What is required = Pull out every line below containing the word "Kēśava".

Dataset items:
++++++++++

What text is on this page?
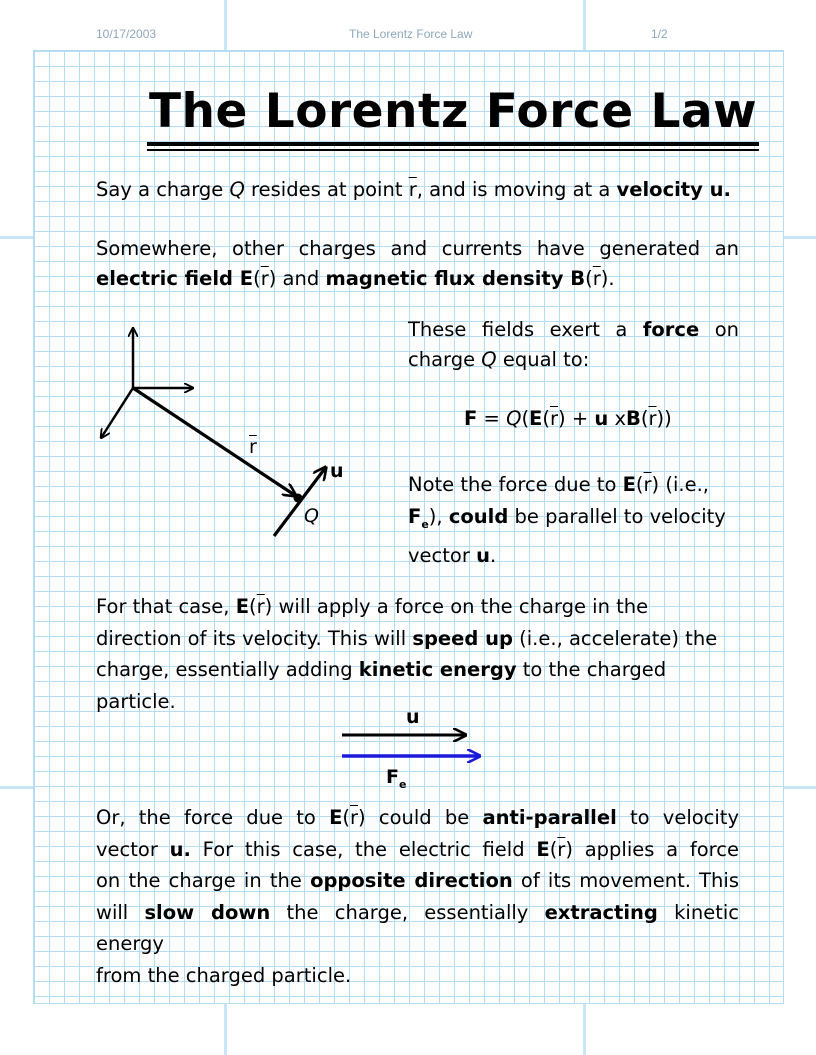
10/17/2003	The Lorentz Force Law	1/2
The Lorentz Force Law
Say a charge Q resides at point $\overline{r}$, and is moving at a velocity u.
Somewhere, other charges and currents have generated an
electric field $E(\overline{r})$ and magnetic flux density $B(\overline{r})$.
$\overline{r}$
u
Q
These fields exert a force on
charge Q equal to:
$F = Q(E(\overline{r}) + u$ $xB(\overline{r})$)
Note the force due to $E(\overline{r})$ (i.e.,
$F_e$), could be parallel to velocity
vector u.
For that case, $E(\overline{r})$ will apply a force on the charge in the
direction of its velocity. This will speed up (i.e., accelerate) the
charge, essentially adding kinetic energy to the charged
particle.
u
$F_e$
Or, the force due to $E(\overline{r})$ could be anti-parallel to velocity
vector u. For this case, the electric field $E(\overline{r})$ applies a force
on the charge in the opposite direction of its movement. This
will slow down the charge, essentially extracting kinetic energy
from the charged particle.
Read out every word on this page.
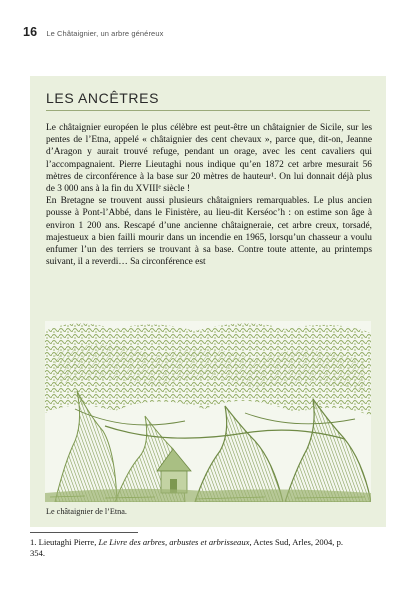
16 Le Châtaignier, un arbre généreux
LES ANCÊTRES

Le châtaignier européen le plus célèbre est peut-être un châtaignier de Sicile, sur les pentes de l’Etna, appelé « châtaignier des cent chevaux », parce que, dit-on, Jeanne d’Aragon y aurait trouvé refuge, pendant un orage, avec les cent cavaliers qui l’accompagnaient. Pierre Lieutaghi nous indique qu’en 1872 cet arbre mesurait 56 mètres de circonférence à la base sur 20 mètres de hauteur¹. On lui donnait déjà plus de 3 000 ans à la fin du XVIIIᵉ siècle !

En Bretagne se trouvent aussi plusieurs châtaigniers remarquables. Le plus ancien pousse à Pont-l’Abbé, dans le Finistère, au lieu-dit Kerséoc’h : on estime son âge à environ 1 200 ans. Rescapé d’une ancienne châtaigneraie, cet arbre creux, torsadé, majestueux a bien failli mourir dans un incendie en 1965, lorsqu’un chasseur a voulu enfumer l’un des terriers se trouvant à sa base. Contre toute attente, au printemps suivant, il a reverdi… Sa circonférence est

Le châtaignier de l’Etna.

1. Lieutaghi Pierre, Le Livre des arbres, arbustes et arbrisseaux, Actes Sud, Arles, 2004, p. 354.
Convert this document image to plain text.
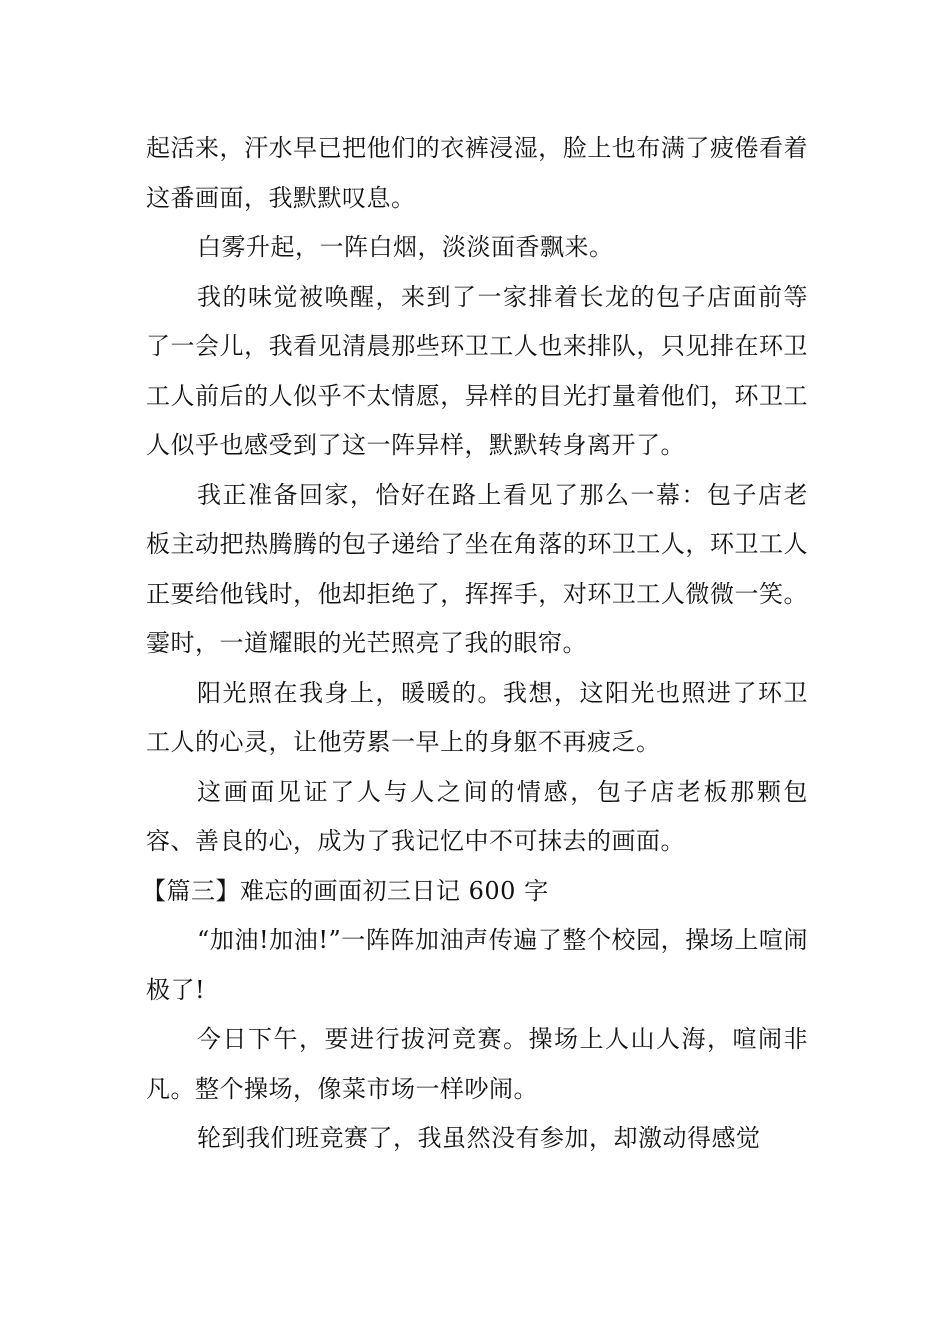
起活来，汗水早已把他们的衣裤浸湿，脸上也布满了疲倦看着这番画面，我默默叹息。

白雾升起，一阵白烟，淡淡面香飘来。

我的味觉被唤醒，来到了一家排着长龙的包子店面前等了一会儿，我看见清晨那些环卫工人也来排队，只见排在环卫工人前后的人似乎不太情愿，异样的目光打量着他们，环卫工人似乎也感受到了这一阵异样，默默转身离开了。

我正准备回家，恰好在路上看见了那么一幕：包子店老板主动把热腾腾的包子递给了坐在角落的环卫工人，环卫工人正要给他钱时，他却拒绝了，挥挥手，对环卫工人微微一笑。霎时，一道耀眼的光芒照亮了我的眼帘。

阳光照在我身上，暖暖的。我想，这阳光也照进了环卫工人的心灵，让他劳累一早上的身躯不再疲乏。

这画面见证了人与人之间的情感，包子店老板那颗包容、善良的心，成为了我记忆中不可抹去的画面。

【篇三】难忘的画面初三日记 600 字

“加油!加油!”一阵阵加油声传遍了整个校园，操场上喧闹极了!

今日下午，要进行拔河竞赛。操场上人山人海，喧闹非凡。整个操场，像菜市场一样吵闹。

轮到我们班竞赛了，我虽然没有参加，却激动得感觉
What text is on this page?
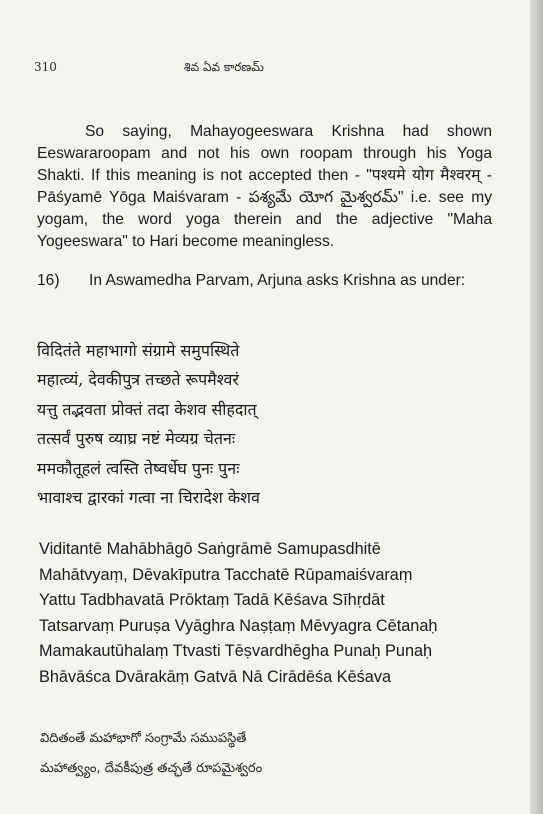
310	శివ ఏవ కారణమ్
So saying, Mahayogeeswara Krishna had shown Eeswararoopam and not his own roopam through his Yoga Shakti. If this meaning is not accepted then - "पश्यमे योग मैश्वरम् - Pāśyamē Yōga Maiśvaram - పశ్యమే యోగ మైశ్వరమ్" i.e. see my yogam, the word yoga therein and the adjective "Maha Yogeeswara" to Hari become meaningless.
16) In Aswamedha Parvam, Arjuna asks Krishna as under:
विदितंते महाभागो संग्रामे समुपस्थिते
महात्व्यं, देवकीपुत्र तच्छते रूपमैश्वरं
यत्तु तद्भवता प्रोक्तं तदा केशव सीहदात्
तत्सर्वं पुरुष व्याघ्र नष्टं मेव्यग्र चेतनः
ममकौतूहलं त्वस्ति तेष्वर्धेघ पुनः पुनः
भावाश्च द्वारकां गत्वा ना चिरादेश केशव
Viditantē Mahābhāgō Saṅgrāmē Samupasdhitē
Mahātvyaṃ, Dēvakīputra Tacchatē Rūpamaiśvaraṃ
Yattu Tadbhavatā Prōktaṃ Tadā Kēśava Sīhṛdāt
Tatsarvaṃ Puruṣa Vyāghra Naṣṭaṃ Mēvyagra Cētanaḥ
Mamakautūhalaṃ Ttvasti Tēṣvardhēgha Punaḥ Punaḥ
Bhāvāśca Dvārakāṃ Gatvā Nā Cirādēśa Kēśava
విదితంతే మహాభాగో సంగ్రామే సముపస్థితే
మహాత్వ్యం, దేవకీపుత్ర తచ్ఛతే రూపమైశ్వరం
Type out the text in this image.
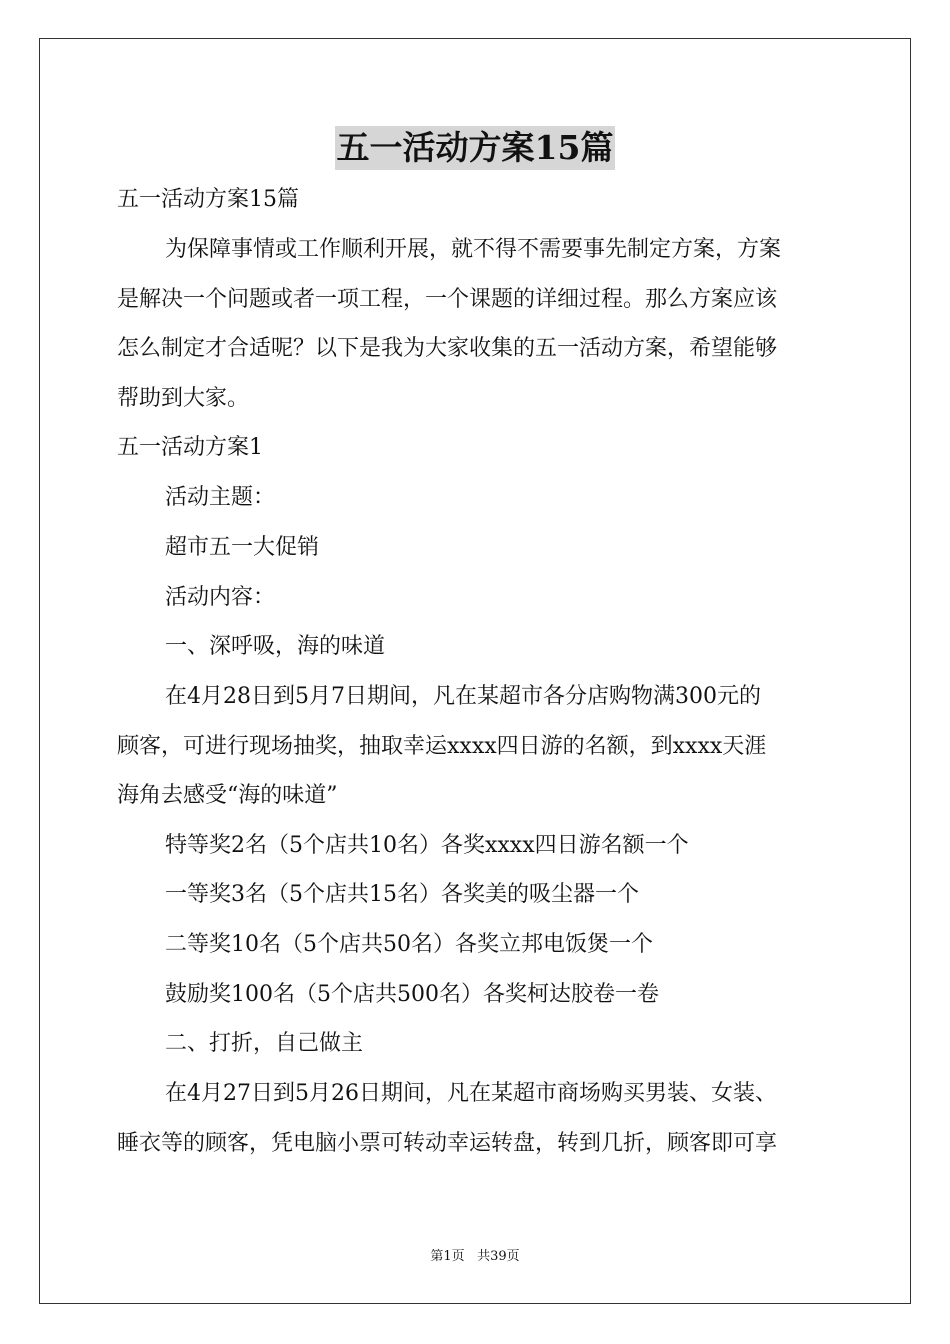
五一活动方案15篇
五一活动方案15篇
为保障事情或工作顺利开展，就不得不需要事先制定方案，方案
是解决一个问题或者一项工程，一个课题的详细过程。那么方案应该
怎么制定才合适呢？以下是我为大家收集的五一活动方案，希望能够
帮助到大家。
五一活动方案1
活动主题：
超市五一大促销
活动内容：
一、深呼吸，海的味道
在4月28日到5月7日期间，凡在某超市各分店购物满300元的
顾客，可进行现场抽奖，抽取幸运xxxx四日游的名额，到xxxx天涯
海角去感受“海的味道”
特等奖2名（5个店共10名）各奖xxxx四日游名额一个
一等奖3名（5个店共15名）各奖美的吸尘器一个
二等奖10名（5个店共50名）各奖立邦电饭煲一个
鼓励奖100名（5个店共500名）各奖柯达胶卷一卷
二、打折，自己做主
在4月27日到5月26日期间，凡在某超市商场购买男装、女装、
睡衣等的顾客，凭电脑小票可转动幸运转盘，转到几折，顾客即可享
第1页 共39页
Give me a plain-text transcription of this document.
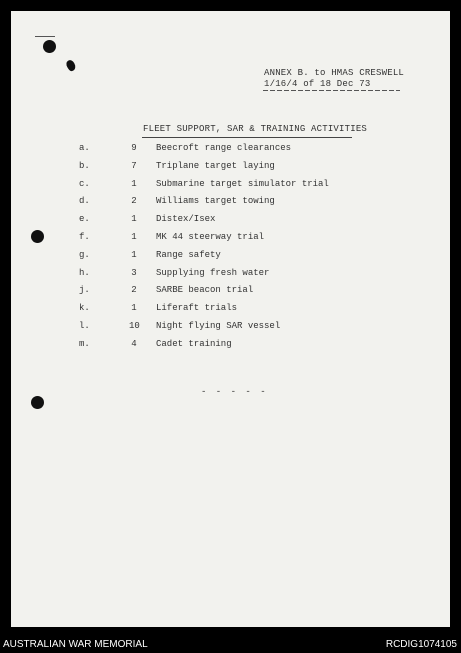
ANNEX B. to HMAS CRESWELL
1/16/4 of 18 Dec 73
FLEET SUPPORT, SAR & TRAINING ACTIVITIES
a.	9 Beecroft range clearances
b.	7 Triplane target laying
c.	1 Submarine target simulator trial
d.	2 Williams target towing
e.	1 Distex/Isex
f.	1 MK 44 steerway trial
g.	1 Range safety
h.	3 Supplying fresh water
j.	2 SARBE beacon trial
k.	1 Liferaft trials
l.	10 Night flying SAR vessel
m.	4 Cadet training
- - - - -
AUSTRALIAN WAR MEMORIAL	RCDIG1074105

++++++++++

The result =
Yattu Tadbhavatā Prōktaṃ Tadā Kēśava Sīhṛdāt
Bhāvāśca Dvārakāṃ Gatvā Nā Cirādēśa Kēśava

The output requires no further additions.